* Begin *

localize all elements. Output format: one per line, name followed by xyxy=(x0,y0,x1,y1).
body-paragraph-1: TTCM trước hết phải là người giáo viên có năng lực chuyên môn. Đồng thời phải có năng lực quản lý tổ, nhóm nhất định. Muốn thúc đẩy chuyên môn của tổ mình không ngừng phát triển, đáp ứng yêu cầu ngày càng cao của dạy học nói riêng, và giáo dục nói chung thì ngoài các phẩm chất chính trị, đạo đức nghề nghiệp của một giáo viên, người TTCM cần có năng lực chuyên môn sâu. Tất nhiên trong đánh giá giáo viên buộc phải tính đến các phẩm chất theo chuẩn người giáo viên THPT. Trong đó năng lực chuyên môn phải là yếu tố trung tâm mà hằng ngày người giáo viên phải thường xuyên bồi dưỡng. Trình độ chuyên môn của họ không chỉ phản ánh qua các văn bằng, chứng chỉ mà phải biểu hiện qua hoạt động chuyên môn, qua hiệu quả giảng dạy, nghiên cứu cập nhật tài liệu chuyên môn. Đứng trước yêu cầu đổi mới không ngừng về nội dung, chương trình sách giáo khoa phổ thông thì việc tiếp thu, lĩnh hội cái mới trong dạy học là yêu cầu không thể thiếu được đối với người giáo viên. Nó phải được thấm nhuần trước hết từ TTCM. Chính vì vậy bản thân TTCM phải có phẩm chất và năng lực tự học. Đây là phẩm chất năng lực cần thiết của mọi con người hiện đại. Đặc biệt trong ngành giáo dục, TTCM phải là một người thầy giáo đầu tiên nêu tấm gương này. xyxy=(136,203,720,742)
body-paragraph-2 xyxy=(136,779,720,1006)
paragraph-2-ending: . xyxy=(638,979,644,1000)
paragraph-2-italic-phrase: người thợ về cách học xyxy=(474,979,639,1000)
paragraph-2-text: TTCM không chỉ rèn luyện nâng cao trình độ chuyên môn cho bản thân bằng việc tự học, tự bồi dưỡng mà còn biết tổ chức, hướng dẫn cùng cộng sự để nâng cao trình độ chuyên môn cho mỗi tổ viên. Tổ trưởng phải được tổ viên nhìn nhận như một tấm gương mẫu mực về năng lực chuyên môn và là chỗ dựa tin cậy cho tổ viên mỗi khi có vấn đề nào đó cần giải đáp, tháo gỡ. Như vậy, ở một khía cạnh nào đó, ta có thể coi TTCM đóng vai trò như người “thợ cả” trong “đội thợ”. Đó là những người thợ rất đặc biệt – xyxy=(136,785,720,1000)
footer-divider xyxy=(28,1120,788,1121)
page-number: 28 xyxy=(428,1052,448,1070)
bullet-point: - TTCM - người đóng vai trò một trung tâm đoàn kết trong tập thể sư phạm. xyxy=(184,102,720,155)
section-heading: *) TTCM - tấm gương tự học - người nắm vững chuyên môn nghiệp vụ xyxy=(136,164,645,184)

* End *

■ Instructions for the task ■
Reproduce the rows unchanged, beginning with the first line of the rows and stopping after the line that contains "paragraph-2-ending: . xyxy=(638,979,644,1000)".

■ Output of the task ■
localize all elements. Output format: one per line, name followed by xyxy=(x0,y0,x1,y1).
body-paragraph-1: TTCM trước hết phải là người giáo viên có năng lực chuyên môn. Đồng thời phải có năng lực quản lý tổ, nhóm nhất định. Muốn thúc đẩy chuyên môn của tổ mình không ngừng phát triển, đáp ứng yêu cầu ngày càng cao của dạy học nói riêng, và giáo dục nói chung thì ngoài các phẩm chất chính trị, đạo đức nghề nghiệp của một giáo viên, người TTCM cần có năng lực chuyên môn sâu. Tất nhiên trong đánh giá giáo viên buộc phải tính đến các phẩm chất theo chuẩn người giáo viên THPT. Trong đó năng lực chuyên môn phải là yếu tố trung tâm mà hằng ngày người giáo viên phải thường xuyên bồi dưỡng. Trình độ chuyên môn của họ không chỉ phản ánh qua các văn bằng, chứng chỉ mà phải biểu hiện qua hoạt động chuyên môn, qua hiệu quả giảng dạy, nghiên cứu cập nhật tài liệu chuyên môn. Đứng trước yêu cầu đổi mới không ngừng về nội dung, chương trình sách giáo khoa phổ thông thì việc tiếp thu, lĩnh hội cái mới trong dạy học là yêu cầu không thể thiếu được đối với người giáo viên. Nó phải được thấm nhuần trước hết từ TTCM. Chính vì vậy bản thân TTCM phải có phẩm chất và năng lực tự học. Đây là phẩm chất năng lực cần thiết của mọi con người hiện đại. Đặc biệt trong ngành giáo dục, TTCM phải là một người thầy giáo đầu tiên nêu tấm gương này. xyxy=(136,203,720,742)
body-paragraph-2 xyxy=(136,779,720,1006)
paragraph-2-ending: . xyxy=(638,979,644,1000)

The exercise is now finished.